◆ **EXERCISE REQUIREMENTS**: The required output is the line that contains "Transcribe the text in this document." plus every line after it in the listing below, copied exactly as it appears.

◆ **DATA TO USE**:
☆ ☆ ☆ ☆ ☆
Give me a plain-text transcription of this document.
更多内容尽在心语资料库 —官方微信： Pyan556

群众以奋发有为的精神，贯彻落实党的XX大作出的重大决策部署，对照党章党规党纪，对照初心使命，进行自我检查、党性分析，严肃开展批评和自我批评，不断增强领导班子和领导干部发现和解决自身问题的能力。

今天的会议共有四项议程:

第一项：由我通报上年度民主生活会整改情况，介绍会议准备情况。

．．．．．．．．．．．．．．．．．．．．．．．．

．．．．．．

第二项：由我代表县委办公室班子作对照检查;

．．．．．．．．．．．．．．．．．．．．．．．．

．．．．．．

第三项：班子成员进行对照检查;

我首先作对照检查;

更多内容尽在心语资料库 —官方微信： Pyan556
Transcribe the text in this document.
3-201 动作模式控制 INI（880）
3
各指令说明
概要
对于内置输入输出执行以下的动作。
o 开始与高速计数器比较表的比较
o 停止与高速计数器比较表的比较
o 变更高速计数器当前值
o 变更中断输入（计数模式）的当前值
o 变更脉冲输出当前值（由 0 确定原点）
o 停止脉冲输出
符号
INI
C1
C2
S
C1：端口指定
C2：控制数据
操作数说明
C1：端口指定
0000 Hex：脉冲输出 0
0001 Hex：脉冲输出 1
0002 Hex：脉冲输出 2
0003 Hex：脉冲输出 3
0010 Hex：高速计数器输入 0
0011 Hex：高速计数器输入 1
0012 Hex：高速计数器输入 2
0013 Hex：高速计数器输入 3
☆ ☆ ☆ ☆ ☆
◆ **EXPECTED ANSWER**:
Transcribe the text in this document.
3-201 动作模式控制 INI（880）
3
各指令说明
概要
对于内置输入输出执行以下的动作。
o 开始与高速计数器比较表的比较
o 停止与高速计数器比较表的比较
o 变更高速计数器当前值
o 变更中断输入（计数模式）的当前值
o 变更脉冲输出当前值（由 0 确定原点）
o 停止脉冲输出
符号
INI
C1
C2
S
C1：端口指定
C2：控制数据
操作数说明
C1：端口指定
0000 Hex：脉冲输出 0
0001 Hex：脉冲输出 1
0002 Hex：脉冲输出 2
0003 Hex：脉冲输出 3
0010 Hex：高速计数器输入 0
0011 Hex：高速计数器输入 1
0012 Hex：高速计数器输入 2
0013 Hex：高速计数器输入 3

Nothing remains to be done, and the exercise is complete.